Exercise objective: Using the entries below, transcribe exactly the line containing "Output a JSON" and each line that follows it to the end.

Dataset entries:
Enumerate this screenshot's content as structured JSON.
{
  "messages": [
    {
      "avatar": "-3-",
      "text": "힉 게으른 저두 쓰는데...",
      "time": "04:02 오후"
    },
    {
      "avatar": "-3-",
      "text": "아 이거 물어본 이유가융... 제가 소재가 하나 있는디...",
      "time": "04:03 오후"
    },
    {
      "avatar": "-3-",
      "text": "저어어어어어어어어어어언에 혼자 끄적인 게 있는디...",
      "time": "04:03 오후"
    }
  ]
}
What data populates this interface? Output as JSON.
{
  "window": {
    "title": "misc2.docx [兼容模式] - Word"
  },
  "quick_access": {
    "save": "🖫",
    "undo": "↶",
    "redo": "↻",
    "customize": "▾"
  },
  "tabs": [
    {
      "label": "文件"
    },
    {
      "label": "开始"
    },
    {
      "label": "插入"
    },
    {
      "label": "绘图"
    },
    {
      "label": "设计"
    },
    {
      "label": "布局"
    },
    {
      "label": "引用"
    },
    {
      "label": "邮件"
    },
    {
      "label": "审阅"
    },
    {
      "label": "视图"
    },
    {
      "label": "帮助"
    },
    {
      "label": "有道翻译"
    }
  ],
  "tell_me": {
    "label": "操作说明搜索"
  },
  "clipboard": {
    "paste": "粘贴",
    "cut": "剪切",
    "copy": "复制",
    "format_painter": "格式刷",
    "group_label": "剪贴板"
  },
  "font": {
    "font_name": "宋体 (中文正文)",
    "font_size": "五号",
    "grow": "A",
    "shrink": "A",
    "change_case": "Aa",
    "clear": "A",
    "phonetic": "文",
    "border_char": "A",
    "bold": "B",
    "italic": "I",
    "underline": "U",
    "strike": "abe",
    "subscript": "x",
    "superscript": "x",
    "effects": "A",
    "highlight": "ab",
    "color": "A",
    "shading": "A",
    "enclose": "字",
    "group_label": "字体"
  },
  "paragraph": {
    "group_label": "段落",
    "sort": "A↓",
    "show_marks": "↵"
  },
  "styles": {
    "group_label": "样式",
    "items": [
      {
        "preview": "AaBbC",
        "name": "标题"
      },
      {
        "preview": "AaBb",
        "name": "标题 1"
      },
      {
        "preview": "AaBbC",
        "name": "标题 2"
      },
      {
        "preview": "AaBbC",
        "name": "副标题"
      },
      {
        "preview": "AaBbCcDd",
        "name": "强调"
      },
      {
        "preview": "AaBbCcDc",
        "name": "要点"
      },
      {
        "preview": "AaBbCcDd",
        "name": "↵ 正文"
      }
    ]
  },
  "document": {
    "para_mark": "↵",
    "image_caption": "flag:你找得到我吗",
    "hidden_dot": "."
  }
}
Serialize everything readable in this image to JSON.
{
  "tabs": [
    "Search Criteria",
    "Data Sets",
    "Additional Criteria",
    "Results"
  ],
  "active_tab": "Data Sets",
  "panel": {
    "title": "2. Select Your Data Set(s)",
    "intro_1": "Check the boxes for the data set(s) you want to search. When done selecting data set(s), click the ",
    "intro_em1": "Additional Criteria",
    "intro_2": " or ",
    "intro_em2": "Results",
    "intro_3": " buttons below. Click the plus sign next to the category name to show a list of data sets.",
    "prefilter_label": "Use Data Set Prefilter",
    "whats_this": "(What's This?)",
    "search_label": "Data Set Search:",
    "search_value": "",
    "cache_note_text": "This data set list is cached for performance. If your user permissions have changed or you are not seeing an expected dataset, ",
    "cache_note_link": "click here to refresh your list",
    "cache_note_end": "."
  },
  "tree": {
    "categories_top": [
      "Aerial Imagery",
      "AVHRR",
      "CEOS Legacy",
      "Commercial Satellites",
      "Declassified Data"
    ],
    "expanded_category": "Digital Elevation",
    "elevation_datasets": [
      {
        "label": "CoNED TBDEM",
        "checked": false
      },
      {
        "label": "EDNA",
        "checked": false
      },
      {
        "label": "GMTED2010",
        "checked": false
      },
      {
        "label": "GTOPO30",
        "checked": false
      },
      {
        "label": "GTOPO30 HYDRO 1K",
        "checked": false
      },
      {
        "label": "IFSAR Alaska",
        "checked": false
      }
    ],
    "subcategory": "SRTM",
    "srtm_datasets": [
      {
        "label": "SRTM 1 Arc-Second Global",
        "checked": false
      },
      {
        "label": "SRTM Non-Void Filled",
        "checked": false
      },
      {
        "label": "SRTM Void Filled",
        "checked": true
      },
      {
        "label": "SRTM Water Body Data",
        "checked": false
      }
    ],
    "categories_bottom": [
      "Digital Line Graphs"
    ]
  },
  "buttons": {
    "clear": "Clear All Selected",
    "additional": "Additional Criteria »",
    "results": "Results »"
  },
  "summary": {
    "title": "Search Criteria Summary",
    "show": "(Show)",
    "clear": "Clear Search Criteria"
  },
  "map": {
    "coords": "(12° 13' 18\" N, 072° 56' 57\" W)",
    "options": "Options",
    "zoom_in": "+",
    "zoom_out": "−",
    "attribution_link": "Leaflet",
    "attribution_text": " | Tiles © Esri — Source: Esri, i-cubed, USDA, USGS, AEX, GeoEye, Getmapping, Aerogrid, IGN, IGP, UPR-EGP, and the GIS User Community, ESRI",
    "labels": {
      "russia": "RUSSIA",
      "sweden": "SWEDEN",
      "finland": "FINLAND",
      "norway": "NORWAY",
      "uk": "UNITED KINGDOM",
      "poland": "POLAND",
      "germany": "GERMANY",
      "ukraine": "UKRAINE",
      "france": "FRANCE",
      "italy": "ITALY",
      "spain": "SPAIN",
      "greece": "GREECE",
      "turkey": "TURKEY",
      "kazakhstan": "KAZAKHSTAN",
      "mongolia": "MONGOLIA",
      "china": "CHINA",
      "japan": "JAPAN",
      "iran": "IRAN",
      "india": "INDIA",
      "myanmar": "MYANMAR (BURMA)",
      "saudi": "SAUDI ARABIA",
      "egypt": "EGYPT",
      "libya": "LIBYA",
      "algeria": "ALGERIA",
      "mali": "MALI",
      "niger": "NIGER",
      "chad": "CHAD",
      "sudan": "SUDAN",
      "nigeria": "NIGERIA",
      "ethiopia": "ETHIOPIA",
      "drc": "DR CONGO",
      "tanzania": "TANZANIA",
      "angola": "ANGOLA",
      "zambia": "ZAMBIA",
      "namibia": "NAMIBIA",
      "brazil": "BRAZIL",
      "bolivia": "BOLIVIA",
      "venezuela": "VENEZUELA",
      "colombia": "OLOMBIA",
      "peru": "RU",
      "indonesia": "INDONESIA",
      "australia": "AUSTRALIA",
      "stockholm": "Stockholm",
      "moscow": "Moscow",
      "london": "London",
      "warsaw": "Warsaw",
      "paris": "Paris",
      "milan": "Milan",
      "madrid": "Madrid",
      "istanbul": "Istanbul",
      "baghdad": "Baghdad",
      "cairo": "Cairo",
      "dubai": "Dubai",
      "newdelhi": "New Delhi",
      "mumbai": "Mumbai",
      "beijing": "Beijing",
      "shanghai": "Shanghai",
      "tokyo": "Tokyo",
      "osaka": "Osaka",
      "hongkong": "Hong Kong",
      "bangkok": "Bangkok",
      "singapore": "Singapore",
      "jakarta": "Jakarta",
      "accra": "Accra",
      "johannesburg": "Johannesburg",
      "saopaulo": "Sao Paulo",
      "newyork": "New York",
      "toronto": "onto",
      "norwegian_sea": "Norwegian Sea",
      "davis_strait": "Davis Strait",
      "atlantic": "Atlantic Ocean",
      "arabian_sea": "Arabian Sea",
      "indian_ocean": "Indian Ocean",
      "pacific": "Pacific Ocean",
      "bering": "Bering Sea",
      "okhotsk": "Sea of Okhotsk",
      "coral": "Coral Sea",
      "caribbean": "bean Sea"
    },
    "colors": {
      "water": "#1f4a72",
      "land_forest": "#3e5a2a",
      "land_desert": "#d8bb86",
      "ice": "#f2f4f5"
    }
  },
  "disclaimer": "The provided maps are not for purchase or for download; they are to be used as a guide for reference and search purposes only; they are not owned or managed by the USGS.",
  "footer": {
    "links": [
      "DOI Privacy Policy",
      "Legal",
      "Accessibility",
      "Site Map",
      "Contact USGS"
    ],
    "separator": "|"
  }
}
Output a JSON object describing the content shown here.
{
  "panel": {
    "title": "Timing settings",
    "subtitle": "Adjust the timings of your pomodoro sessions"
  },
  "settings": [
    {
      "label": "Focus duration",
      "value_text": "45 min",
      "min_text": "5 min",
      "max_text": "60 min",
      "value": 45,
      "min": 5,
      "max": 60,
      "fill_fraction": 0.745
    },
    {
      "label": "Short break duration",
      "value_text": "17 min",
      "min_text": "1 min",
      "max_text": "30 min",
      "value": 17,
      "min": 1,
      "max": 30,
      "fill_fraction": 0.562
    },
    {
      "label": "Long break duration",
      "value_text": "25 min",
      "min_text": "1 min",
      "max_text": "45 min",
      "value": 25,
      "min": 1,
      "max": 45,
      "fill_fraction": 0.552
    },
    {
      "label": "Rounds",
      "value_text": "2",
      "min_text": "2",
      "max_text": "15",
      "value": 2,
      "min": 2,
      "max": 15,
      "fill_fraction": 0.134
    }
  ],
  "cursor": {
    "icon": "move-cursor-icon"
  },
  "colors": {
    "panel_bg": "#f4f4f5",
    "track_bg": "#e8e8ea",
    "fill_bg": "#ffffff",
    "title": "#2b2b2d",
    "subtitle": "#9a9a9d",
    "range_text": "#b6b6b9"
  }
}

Exercise answer:
Output a JSON object describing the content shown here.
{
  "panel": {
    "title": "Timing settings",
    "subtitle": "Adjust the timings of your pomodoro sessions"
  },
  "settings": [
    {
      "label": "Focus duration",
      "value_text": "45 min",
      "min_text": "5 min",
      "max_text": "60 min",
      "value": 45,
      "min": 5,
      "max": 60,
      "fill_fraction": 0.745
    },
    {
      "label": "Short break duration",
      "value_text": "17 min",
      "min_text": "1 min",
      "max_text": "30 min",
      "value": 17,
      "min": 1,
      "max": 30,
      "fill_fraction": 0.562
    },
    {
      "label": "Long break duration",
      "value_text": "25 min",
      "min_text": "1 min",
      "max_text": "45 min",
      "value": 25,
      "min": 1,
      "max": 45,
      "fill_fraction": 0.552
    },
    {
      "label": "Rounds",
      "value_text": "2",
      "min_text": "2",
      "max_text": "15",
      "value": 2,
      "min": 2,
      "max": 15,
      "fill_fraction": 0.134
    }
  ],
  "cursor": {
    "icon": "move-cursor-icon"
  },
  "colors": {
    "panel_bg": "#f4f4f5",
    "track_bg": "#e8e8ea",
    "fill_bg": "#ffffff",
    "title": "#2b2b2d",
    "subtitle": "#9a9a9d",
    "range_text": "#b6b6b9"
  }
}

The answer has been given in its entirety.